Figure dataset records
========================================

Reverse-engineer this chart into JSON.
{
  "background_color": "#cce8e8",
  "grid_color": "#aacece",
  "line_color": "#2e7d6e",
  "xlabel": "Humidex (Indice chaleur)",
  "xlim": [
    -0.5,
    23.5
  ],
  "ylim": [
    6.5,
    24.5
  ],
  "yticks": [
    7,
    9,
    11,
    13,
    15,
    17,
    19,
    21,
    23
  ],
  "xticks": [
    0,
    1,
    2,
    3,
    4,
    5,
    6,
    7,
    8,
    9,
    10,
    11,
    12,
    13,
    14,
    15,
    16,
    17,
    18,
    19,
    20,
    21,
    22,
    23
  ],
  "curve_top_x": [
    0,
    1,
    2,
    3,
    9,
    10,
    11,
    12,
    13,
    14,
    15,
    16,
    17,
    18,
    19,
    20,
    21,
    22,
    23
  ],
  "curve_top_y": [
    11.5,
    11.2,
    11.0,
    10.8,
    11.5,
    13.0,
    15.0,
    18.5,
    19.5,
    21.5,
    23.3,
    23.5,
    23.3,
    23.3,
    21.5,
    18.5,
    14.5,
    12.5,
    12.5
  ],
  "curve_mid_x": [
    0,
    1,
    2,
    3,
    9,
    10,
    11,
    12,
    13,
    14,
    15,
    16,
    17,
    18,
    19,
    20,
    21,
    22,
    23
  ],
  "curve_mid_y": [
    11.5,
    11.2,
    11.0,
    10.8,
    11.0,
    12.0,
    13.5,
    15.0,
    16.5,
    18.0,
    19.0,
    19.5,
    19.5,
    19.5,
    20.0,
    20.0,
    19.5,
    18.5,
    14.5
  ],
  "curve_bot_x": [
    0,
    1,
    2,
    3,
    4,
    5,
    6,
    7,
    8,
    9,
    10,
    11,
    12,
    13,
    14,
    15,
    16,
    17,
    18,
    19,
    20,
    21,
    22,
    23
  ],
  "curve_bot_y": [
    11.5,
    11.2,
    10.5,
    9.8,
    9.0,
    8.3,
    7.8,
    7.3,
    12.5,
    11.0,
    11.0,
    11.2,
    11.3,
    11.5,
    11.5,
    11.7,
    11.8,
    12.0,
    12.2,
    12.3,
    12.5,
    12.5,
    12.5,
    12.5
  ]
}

========================================

→ **Do this**
From the listing above, extract all records word for word.

→ **In response**
Reverse-engineer this chart into JSON.
{
  "background_color": "#cce8e8",
  "grid_color": "#aacece",
  "line_color": "#2e7d6e",
  "xlabel": "Humidex (Indice chaleur)",
  "xlim": [
    -0.5,
    23.5
  ],
  "ylim": [
    6.5,
    24.5
  ],
  "yticks": [
    7,
    9,
    11,
    13,
    15,
    17,
    19,
    21,
    23
  ],
  "xticks": [
    0,
    1,
    2,
    3,
    4,
    5,
    6,
    7,
    8,
    9,
    10,
    11,
    12,
    13,
    14,
    15,
    16,
    17,
    18,
    19,
    20,
    21,
    22,
    23
  ],
  "curve_top_x": [
    0,
    1,
    2,
    3,
    9,
    10,
    11,
    12,
    13,
    14,
    15,
    16,
    17,
    18,
    19,
    20,
    21,
    22,
    23
  ],
  "curve_top_y": [
    11.5,
    11.2,
    11.0,
    10.8,
    11.5,
    13.0,
    15.0,
    18.5,
    19.5,
    21.5,
    23.3,
    23.5,
    23.3,
    23.3,
    21.5,
    18.5,
    14.5,
    12.5,
    12.5
  ],
  "curve_mid_x": [
    0,
    1,
    2,
    3,
    9,
    10,
    11,
    12,
    13,
    14,
    15,
    16,
    17,
    18,
    19,
    20,
    21,
    22,
    23
  ],
  "curve_mid_y": [
    11.5,
    11.2,
    11.0,
    10.8,
    11.0,
    12.0,
    13.5,
    15.0,
    16.5,
    18.0,
    19.0,
    19.5,
    19.5,
    19.5,
    20.0,
    20.0,
    19.5,
    18.5,
    14.5
  ],
  "curve_bot_x": [
    0,
    1,
    2,
    3,
    4,
    5,
    6,
    7,
    8,
    9,
    10,
    11,
    12,
    13,
    14,
    15,
    16,
    17,
    18,
    19,
    20,
    21,
    22,
    23
  ],
  "curve_bot_y": [
    11.5,
    11.2,
    10.5,
    9.8,
    9.0,
    8.3,
    7.8,
    7.3,
    12.5,
    11.0,
    11.0,
    11.2,
    11.3,
    11.5,
    11.5,
    11.7,
    11.8,
    12.0,
    12.2,
    12.3,
    12.5,
    12.5,
    12.5,
    12.5
  ]
}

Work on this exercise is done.